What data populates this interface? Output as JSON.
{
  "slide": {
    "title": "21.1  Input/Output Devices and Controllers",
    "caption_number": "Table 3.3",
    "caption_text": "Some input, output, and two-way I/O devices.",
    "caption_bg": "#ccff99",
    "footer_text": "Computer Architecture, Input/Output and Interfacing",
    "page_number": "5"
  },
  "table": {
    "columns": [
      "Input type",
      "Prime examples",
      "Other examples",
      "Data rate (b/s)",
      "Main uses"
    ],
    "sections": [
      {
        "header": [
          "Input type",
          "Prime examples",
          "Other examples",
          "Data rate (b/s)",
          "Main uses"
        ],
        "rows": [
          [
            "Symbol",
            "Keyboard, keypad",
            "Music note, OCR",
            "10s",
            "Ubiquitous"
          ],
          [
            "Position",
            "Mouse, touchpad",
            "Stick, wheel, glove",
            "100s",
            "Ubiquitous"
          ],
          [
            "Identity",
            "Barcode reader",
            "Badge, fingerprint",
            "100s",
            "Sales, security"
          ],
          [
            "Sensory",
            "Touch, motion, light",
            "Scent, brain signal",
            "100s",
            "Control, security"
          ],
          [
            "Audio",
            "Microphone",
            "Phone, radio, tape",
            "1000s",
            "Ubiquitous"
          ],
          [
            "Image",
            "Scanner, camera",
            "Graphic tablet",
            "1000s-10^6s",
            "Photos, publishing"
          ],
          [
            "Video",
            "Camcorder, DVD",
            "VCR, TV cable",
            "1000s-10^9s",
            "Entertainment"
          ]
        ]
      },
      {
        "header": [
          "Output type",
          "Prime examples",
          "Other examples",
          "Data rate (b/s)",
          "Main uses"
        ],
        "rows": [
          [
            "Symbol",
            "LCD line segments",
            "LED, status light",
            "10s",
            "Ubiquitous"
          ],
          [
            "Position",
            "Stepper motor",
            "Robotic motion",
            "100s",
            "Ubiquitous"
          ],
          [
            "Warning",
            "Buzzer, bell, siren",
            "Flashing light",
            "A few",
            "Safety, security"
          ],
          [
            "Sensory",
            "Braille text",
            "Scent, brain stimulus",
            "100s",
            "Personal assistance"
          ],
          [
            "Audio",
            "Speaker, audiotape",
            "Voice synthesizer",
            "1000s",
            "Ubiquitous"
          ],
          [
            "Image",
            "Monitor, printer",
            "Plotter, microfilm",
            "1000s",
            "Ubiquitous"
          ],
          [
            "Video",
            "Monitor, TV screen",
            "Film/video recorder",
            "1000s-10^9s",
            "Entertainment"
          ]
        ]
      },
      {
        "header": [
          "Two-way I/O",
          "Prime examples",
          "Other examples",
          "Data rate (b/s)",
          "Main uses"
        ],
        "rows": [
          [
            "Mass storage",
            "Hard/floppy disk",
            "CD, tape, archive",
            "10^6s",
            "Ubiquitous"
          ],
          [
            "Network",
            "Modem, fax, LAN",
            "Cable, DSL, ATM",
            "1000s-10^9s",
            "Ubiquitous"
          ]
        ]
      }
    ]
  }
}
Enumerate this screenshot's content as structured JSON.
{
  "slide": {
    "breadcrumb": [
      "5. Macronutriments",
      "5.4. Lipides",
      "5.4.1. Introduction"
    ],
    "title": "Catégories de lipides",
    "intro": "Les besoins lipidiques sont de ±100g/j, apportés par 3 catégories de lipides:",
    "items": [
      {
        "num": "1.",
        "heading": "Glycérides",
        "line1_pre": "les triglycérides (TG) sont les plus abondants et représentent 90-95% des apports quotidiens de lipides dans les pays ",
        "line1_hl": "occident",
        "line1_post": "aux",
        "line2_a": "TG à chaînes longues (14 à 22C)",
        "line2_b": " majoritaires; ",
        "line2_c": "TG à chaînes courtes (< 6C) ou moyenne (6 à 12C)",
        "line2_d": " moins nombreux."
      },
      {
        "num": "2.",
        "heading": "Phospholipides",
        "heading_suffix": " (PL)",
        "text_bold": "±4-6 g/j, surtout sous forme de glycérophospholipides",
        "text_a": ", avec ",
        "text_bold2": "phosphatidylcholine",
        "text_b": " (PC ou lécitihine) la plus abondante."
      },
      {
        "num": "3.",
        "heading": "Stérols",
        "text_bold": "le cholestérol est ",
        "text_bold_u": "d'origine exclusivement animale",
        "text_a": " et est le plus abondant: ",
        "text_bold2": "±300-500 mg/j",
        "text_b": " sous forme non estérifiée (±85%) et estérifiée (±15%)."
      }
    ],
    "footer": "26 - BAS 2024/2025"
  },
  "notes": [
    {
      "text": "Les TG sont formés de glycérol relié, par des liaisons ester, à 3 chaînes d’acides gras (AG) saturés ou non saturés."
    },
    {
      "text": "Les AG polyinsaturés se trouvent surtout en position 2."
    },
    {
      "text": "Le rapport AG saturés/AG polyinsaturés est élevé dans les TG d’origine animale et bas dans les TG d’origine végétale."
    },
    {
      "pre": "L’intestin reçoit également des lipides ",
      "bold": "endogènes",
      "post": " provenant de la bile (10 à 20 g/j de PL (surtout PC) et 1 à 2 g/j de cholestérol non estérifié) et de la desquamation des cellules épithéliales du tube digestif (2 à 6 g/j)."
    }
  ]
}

——————

## EXERCISE TASK
Return all of the entries exactly as written.

## TASK SOLUTION
What data populates this interface? Output as JSON.
{
  "slide": {
    "title": "21.1  Input/Output Devices and Controllers",
    "caption_number": "Table 3.3",
    "caption_text": "Some input, output, and two-way I/O devices.",
    "caption_bg": "#ccff99",
    "footer_text": "Computer Architecture, Input/Output and Interfacing",
    "page_number": "5"
  },
  "table": {
    "columns": [
      "Input type",
      "Prime examples",
      "Other examples",
      "Data rate (b/s)",
      "Main uses"
    ],
    "sections": [
      {
        "header": [
          "Input type",
          "Prime examples",
          "Other examples",
          "Data rate (b/s)",
          "Main uses"
        ],
        "rows": [
          [
            "Symbol",
            "Keyboard, keypad",
            "Music note, OCR",
            "10s",
            "Ubiquitous"
          ],
          [
            "Position",
            "Mouse, touchpad",
            "Stick, wheel, glove",
            "100s",
            "Ubiquitous"
          ],
          [
            "Identity",
            "Barcode reader",
            "Badge, fingerprint",
            "100s",
            "Sales, security"
          ],
          [
            "Sensory",
            "Touch, motion, light",
            "Scent, brain signal",
            "100s",
            "Control, security"
          ],
          [
            "Audio",
            "Microphone",
            "Phone, radio, tape",
            "1000s",
            "Ubiquitous"
          ],
          [
            "Image",
            "Scanner, camera",
            "Graphic tablet",
            "1000s-10^6s",
            "Photos, publishing"
          ],
          [
            "Video",
            "Camcorder, DVD",
            "VCR, TV cable",
            "1000s-10^9s",
            "Entertainment"
          ]
        ]
      },
      {
        "header": [
          "Output type",
          "Prime examples",
          "Other examples",
          "Data rate (b/s)",
          "Main uses"
        ],
        "rows": [
          [
            "Symbol",
            "LCD line segments",
            "LED, status light",
            "10s",
            "Ubiquitous"
          ],
          [
            "Position",
            "Stepper motor",
            "Robotic motion",
            "100s",
            "Ubiquitous"
          ],
          [
            "Warning",
            "Buzzer, bell, siren",
            "Flashing light",
            "A few",
            "Safety, security"
          ],
          [
            "Sensory",
            "Braille text",
            "Scent, brain stimulus",
            "100s",
            "Personal assistance"
          ],
          [
            "Audio",
            "Speaker, audiotape",
            "Voice synthesizer",
            "1000s",
            "Ubiquitous"
          ],
          [
            "Image",
            "Monitor, printer",
            "Plotter, microfilm",
            "1000s",
            "Ubiquitous"
          ],
          [
            "Video",
            "Monitor, TV screen",
            "Film/video recorder",
            "1000s-10^9s",
            "Entertainment"
          ]
        ]
      },
      {
        "header": [
          "Two-way I/O",
          "Prime examples",
          "Other examples",
          "Data rate (b/s)",
          "Main uses"
        ],
        "rows": [
          [
            "Mass storage",
            "Hard/floppy disk",
            "CD, tape, archive",
            "10^6s",
            "Ubiquitous"
          ],
          [
            "Network",
            "Modem, fax, LAN",
            "Cable, DSL, ATM",
            "1000s-10^9s",
            "Ubiquitous"
          ]
        ]
      }
    ]
  }
}
Enumerate this screenshot's content as structured JSON.
{
  "slide": {
    "breadcrumb": [
      "5. Macronutriments",
      "5.4. Lipides",
      "5.4.1. Introduction"
    ],
    "title": "Catégories de lipides",
    "intro": "Les besoins lipidiques sont de ±100g/j, apportés par 3 catégories de lipides:",
    "items": [
      {
        "num": "1.",
        "heading": "Glycérides",
        "line1_pre": "les triglycérides (TG) sont les plus abondants et représentent 90-95% des apports quotidiens de lipides dans les pays ",
        "line1_hl": "occident",
        "line1_post": "aux",
        "line2_a": "TG à chaînes longues (14 à 22C)",
        "line2_b": " majoritaires; ",
        "line2_c": "TG à chaînes courtes (< 6C) ou moyenne (6 à 12C)",
        "line2_d": " moins nombreux."
      },
      {
        "num": "2.",
        "heading": "Phospholipides",
        "heading_suffix": " (PL)",
        "text_bold": "±4-6 g/j, surtout sous forme de glycérophospholipides",
        "text_a": ", avec ",
        "text_bold2": "phosphatidylcholine",
        "text_b": " (PC ou lécitihine) la plus abondante."
      },
      {
        "num": "3.",
        "heading": "Stérols",
        "text_bold": "le cholestérol est ",
        "text_bold_u": "d'origine exclusivement animale",
        "text_a": " et est le plus abondant: ",
        "text_bold2": "±300-500 mg/j",
        "text_b": " sous forme non estérifiée (±85%) et estérifiée (±15%)."
      }
    ],
    "footer": "26 - BAS 2024/2025"
  },
  "notes": [
    {
      "text": "Les TG sont formés de glycérol relié, par des liaisons ester, à 3 chaînes d’acides gras (AG) saturés ou non saturés."
    },
    {
      "text": "Les AG polyinsaturés se trouvent surtout en position 2."
    },
    {
      "text": "Le rapport AG saturés/AG polyinsaturés est élevé dans les TG d’origine animale et bas dans les TG d’origine végétale."
    },
    {
      "pre": "L’intestin reçoit également des lipides ",
      "bold": "endogènes",
      "post": " provenant de la bile (10 à 20 g/j de PL (surtout PC) et 1 à 2 g/j de cholestérol non estérifié) et de la desquamation des cellules épithéliales du tube digestif (2 à 6 g/j)."
    }
  ]
}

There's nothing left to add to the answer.